DIRECTIVE
Extract each line containing the string "this".

Figure data in JSON:

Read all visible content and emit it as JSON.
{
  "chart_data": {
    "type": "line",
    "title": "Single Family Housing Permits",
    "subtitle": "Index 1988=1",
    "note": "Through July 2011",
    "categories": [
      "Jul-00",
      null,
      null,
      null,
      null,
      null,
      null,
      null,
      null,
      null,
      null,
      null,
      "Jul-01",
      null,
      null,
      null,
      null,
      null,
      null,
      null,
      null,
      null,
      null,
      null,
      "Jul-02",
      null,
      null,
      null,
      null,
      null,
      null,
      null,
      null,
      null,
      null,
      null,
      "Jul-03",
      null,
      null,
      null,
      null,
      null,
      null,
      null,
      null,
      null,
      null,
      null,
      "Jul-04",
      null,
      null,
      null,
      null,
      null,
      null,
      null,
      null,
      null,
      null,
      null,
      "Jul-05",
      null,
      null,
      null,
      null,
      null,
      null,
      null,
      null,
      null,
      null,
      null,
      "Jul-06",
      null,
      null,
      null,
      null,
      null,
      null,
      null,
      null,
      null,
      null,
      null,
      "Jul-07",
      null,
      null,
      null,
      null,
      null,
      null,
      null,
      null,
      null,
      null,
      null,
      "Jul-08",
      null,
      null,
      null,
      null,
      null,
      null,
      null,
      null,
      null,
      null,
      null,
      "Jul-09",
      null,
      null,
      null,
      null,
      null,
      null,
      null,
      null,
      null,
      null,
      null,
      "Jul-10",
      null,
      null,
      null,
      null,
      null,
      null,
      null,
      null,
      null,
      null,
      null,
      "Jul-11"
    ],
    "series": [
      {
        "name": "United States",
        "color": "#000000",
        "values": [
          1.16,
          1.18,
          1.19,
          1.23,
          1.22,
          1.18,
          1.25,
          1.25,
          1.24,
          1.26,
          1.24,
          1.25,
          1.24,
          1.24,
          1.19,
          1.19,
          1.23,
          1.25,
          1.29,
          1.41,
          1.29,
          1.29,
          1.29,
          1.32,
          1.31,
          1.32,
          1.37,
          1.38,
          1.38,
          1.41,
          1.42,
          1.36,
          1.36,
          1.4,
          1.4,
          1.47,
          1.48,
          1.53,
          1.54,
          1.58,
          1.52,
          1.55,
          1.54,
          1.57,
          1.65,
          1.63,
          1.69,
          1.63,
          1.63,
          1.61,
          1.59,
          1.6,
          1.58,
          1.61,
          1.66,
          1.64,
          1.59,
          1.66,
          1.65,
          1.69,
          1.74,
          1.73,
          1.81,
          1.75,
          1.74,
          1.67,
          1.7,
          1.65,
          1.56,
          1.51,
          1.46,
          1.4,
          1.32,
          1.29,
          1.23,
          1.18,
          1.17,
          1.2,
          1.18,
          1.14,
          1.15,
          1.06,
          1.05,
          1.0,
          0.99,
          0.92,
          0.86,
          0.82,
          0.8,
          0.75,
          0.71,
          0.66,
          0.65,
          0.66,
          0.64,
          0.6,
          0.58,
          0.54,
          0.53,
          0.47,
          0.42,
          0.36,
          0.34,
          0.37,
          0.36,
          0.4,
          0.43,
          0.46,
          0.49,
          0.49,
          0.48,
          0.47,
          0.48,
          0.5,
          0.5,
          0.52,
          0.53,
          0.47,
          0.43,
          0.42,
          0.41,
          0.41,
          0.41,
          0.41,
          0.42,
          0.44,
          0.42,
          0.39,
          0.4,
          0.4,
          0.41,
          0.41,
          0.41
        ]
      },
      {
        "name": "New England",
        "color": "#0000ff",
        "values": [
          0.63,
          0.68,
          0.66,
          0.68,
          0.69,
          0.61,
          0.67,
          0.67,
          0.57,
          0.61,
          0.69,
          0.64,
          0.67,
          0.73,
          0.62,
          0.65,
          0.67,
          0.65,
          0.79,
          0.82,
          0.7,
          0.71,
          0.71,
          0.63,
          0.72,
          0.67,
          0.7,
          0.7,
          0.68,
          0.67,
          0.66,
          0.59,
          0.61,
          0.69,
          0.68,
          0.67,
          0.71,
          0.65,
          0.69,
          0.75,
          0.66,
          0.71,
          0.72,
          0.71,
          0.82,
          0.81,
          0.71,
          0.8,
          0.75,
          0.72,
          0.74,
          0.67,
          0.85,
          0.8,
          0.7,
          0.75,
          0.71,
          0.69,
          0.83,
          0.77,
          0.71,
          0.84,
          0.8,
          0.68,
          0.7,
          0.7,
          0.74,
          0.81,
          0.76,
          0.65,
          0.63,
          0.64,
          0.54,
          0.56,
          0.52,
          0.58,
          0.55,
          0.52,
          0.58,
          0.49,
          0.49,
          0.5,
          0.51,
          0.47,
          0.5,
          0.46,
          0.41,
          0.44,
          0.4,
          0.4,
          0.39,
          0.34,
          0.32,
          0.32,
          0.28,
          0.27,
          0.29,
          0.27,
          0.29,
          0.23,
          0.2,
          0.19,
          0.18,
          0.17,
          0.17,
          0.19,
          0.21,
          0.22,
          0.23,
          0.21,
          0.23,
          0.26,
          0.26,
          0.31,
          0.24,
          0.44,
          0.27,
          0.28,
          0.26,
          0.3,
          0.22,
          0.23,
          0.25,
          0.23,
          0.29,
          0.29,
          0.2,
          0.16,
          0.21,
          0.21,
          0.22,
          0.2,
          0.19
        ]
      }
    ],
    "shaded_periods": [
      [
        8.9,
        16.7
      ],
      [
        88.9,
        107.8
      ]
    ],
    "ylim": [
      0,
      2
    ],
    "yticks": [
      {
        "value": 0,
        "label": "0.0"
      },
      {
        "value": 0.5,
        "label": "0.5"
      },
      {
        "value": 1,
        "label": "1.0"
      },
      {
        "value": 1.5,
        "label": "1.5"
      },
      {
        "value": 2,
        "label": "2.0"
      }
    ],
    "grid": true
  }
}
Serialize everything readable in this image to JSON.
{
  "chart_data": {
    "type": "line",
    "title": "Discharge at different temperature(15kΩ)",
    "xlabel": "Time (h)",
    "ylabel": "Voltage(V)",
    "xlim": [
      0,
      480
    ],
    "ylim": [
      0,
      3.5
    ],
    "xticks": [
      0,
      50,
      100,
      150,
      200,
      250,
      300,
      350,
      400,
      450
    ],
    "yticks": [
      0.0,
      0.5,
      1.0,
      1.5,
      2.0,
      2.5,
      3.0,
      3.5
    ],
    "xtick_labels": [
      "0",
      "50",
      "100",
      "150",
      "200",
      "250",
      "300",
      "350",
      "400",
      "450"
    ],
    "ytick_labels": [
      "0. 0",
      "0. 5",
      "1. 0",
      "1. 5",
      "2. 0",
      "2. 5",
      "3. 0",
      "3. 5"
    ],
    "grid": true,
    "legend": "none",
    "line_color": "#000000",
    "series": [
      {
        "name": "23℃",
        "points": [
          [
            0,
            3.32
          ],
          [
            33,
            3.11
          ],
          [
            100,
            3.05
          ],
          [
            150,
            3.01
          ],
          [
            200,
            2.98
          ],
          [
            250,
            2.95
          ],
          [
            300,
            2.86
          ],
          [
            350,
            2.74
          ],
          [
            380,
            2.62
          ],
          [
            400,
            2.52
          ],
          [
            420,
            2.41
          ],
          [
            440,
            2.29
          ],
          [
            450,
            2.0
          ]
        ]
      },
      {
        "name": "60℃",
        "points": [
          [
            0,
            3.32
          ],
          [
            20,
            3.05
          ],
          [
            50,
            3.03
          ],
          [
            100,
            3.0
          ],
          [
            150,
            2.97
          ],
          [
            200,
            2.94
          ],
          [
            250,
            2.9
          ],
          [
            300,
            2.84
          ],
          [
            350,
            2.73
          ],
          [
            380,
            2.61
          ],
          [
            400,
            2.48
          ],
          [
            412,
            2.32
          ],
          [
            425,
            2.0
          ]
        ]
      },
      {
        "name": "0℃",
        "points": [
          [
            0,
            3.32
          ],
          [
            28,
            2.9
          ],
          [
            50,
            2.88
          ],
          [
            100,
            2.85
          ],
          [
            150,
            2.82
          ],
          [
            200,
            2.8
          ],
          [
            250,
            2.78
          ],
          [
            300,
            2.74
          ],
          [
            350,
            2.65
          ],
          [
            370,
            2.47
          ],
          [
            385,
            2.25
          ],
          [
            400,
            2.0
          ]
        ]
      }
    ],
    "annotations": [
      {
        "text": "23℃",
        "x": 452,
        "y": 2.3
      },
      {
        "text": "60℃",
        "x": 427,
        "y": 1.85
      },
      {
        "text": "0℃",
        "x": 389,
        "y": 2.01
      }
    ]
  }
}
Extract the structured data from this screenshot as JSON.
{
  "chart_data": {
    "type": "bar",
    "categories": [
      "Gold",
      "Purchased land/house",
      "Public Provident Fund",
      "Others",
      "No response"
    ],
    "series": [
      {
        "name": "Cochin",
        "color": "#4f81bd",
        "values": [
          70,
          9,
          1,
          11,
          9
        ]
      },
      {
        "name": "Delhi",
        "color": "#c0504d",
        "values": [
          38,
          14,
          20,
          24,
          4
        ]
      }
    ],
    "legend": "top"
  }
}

SOLUTION
Serialize everything readable in this image to JSON.
Extract the structured data from this screenshot as JSON.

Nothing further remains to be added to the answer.